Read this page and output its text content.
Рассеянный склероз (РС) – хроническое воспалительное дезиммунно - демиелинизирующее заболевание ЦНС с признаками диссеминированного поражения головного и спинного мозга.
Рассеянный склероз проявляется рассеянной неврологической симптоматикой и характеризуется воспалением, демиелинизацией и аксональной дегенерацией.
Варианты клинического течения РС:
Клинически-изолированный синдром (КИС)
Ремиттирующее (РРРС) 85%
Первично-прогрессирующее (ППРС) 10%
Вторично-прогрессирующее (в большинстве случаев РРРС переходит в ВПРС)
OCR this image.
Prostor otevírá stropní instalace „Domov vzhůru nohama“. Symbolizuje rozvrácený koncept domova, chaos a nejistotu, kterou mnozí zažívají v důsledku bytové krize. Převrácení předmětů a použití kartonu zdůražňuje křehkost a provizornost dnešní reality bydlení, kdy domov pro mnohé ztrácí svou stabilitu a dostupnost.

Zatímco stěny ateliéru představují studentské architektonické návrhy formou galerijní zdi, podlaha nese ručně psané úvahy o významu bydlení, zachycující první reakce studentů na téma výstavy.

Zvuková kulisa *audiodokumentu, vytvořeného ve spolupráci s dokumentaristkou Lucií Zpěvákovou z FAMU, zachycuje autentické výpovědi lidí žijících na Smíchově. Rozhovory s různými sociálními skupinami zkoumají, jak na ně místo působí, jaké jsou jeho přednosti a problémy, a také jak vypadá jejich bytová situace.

•••••

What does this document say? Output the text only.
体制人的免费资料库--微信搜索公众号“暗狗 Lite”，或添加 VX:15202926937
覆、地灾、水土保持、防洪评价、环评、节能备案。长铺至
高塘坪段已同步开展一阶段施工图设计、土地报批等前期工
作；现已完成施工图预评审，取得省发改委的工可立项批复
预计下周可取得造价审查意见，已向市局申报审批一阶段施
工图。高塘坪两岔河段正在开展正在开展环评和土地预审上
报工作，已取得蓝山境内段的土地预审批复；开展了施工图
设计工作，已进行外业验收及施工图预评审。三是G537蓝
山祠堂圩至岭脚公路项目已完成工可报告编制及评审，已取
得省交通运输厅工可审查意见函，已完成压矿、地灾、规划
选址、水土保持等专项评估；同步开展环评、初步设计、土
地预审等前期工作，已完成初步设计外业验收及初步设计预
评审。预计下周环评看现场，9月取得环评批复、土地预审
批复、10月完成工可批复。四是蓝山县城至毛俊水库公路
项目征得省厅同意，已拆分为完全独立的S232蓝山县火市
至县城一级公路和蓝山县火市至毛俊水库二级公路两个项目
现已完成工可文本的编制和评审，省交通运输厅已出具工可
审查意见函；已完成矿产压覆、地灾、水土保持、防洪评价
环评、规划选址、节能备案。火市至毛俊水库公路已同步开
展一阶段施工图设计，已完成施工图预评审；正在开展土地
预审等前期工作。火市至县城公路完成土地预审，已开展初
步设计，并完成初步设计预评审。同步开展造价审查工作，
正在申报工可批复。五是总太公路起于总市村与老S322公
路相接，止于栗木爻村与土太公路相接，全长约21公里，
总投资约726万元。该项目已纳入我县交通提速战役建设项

•••••

TASK TO COMPLETE
Lines containing the word "节能备案" are to be tallied; report only the total.

FINAL ANSWER
2